§ PROVIDED ENTRIES:
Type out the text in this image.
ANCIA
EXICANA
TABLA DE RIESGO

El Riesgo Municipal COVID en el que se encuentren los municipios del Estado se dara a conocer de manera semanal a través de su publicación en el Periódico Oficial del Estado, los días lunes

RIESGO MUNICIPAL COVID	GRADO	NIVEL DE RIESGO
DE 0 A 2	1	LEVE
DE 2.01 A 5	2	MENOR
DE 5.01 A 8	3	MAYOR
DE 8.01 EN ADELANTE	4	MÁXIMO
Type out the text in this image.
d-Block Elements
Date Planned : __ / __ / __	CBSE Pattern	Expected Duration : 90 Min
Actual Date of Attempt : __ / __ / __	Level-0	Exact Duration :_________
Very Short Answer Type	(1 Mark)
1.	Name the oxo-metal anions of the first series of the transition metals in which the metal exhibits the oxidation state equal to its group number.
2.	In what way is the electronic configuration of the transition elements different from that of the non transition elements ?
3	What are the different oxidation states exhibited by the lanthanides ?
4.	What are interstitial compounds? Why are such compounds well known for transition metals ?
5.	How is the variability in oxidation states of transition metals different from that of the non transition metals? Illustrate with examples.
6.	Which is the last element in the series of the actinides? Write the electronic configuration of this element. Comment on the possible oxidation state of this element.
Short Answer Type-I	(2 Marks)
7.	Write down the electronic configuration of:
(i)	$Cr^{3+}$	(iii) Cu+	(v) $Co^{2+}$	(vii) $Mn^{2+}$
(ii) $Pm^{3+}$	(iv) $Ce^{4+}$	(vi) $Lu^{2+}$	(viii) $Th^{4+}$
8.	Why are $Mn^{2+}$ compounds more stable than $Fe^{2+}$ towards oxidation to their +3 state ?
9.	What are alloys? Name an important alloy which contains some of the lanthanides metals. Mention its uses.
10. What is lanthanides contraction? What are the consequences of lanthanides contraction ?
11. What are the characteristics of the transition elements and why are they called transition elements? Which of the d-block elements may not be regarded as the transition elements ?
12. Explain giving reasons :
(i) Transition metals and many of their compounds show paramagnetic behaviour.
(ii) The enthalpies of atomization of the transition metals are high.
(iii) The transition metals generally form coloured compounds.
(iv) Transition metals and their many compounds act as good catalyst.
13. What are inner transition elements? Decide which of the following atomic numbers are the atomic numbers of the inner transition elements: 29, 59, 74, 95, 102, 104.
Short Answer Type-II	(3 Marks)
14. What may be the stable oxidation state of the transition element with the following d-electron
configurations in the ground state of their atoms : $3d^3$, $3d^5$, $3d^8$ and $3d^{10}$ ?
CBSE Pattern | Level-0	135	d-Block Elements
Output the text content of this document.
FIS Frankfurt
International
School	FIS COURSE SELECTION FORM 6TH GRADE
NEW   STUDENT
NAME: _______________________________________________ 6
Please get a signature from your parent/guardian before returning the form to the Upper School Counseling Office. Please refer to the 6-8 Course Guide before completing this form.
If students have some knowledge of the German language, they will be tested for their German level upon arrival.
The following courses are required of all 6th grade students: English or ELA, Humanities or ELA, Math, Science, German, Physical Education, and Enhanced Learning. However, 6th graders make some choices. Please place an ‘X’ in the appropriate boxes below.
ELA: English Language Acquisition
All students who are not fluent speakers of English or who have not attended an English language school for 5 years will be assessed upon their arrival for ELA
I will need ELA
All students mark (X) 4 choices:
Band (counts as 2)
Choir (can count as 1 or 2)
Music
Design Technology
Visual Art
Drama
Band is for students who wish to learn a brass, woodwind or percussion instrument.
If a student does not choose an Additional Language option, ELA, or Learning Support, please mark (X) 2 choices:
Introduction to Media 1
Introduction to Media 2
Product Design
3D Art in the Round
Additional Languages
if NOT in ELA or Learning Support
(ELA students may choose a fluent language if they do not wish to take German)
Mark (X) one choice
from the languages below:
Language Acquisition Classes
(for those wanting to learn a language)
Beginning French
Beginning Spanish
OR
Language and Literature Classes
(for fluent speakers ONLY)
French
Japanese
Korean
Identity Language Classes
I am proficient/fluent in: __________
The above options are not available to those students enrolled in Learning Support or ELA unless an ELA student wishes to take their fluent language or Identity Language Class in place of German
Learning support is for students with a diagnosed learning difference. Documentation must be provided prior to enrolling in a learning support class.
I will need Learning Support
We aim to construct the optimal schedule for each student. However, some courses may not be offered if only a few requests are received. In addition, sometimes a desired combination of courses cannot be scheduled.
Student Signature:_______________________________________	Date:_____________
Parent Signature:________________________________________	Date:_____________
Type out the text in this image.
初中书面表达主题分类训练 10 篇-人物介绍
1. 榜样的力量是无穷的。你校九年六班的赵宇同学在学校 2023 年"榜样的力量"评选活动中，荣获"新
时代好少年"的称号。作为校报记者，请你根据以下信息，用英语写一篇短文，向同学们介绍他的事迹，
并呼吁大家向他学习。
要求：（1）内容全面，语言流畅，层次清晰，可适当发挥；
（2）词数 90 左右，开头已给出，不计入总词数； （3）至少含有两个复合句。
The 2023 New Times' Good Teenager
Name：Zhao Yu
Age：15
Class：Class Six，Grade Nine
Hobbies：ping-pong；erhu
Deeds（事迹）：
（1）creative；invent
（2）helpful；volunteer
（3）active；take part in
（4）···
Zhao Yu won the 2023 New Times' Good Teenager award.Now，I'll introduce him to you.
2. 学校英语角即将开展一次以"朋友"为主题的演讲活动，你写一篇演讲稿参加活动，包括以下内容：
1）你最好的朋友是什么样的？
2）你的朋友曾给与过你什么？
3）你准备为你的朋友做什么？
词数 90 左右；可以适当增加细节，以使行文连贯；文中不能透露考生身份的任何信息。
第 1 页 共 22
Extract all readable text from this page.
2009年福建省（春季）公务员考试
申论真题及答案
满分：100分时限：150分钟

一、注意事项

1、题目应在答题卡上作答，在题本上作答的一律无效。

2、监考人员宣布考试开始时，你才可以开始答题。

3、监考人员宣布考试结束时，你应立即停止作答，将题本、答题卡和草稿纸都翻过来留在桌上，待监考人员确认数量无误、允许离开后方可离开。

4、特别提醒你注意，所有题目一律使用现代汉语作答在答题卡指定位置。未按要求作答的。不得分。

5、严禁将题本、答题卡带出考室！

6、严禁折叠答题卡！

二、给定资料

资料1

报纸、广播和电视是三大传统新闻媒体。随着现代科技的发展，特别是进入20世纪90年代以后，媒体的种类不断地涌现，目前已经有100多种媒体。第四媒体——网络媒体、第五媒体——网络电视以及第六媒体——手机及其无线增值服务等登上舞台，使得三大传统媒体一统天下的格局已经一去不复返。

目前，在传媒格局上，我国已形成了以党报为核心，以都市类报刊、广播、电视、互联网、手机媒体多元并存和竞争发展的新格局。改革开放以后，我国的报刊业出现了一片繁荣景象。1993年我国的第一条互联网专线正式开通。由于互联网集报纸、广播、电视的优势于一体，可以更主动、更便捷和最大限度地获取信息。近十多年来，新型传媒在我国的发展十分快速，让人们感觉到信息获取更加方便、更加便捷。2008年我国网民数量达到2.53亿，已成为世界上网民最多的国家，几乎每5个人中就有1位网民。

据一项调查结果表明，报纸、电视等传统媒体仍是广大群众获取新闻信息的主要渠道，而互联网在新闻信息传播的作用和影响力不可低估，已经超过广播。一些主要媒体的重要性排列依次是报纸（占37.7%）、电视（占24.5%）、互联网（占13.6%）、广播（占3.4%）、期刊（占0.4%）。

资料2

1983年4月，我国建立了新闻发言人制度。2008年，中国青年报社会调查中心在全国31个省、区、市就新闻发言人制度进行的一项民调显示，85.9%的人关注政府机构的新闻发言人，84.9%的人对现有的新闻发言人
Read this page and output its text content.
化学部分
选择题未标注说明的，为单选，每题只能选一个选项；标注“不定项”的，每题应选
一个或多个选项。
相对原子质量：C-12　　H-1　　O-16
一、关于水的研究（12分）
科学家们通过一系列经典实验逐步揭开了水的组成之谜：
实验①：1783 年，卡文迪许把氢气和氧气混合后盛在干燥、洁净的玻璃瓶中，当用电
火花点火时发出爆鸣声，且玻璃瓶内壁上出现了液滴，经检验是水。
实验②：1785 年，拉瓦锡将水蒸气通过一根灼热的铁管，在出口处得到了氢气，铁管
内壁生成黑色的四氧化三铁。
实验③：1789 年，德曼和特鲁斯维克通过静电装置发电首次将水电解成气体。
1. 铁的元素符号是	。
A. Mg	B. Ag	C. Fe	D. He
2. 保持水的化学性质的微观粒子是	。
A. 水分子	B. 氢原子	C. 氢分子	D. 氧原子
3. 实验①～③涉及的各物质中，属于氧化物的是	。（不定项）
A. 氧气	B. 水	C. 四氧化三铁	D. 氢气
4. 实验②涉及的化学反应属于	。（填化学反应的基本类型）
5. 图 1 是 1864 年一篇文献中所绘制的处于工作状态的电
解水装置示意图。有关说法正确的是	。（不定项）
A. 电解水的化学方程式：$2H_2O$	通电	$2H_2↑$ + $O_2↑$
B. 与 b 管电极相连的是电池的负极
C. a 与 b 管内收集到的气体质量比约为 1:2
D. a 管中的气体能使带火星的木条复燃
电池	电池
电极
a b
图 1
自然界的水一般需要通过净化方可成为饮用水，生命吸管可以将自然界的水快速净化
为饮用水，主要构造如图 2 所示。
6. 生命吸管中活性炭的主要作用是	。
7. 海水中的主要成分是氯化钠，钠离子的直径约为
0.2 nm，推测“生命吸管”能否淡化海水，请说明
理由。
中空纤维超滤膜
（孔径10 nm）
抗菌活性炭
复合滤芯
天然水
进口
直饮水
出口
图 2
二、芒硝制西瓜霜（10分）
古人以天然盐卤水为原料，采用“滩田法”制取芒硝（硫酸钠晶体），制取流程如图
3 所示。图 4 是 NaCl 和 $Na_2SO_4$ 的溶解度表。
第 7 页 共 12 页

§ EXERCISE:
Return all lines containing "have".

§ ANSWER TO THE EXERCISE:
If students have some knowledge of the German language, they will be tested for their German level upon arrival.
All students who are not fluent speakers of English or who have not attended an English language school for 5 years will be assessed upon their arrival for ELA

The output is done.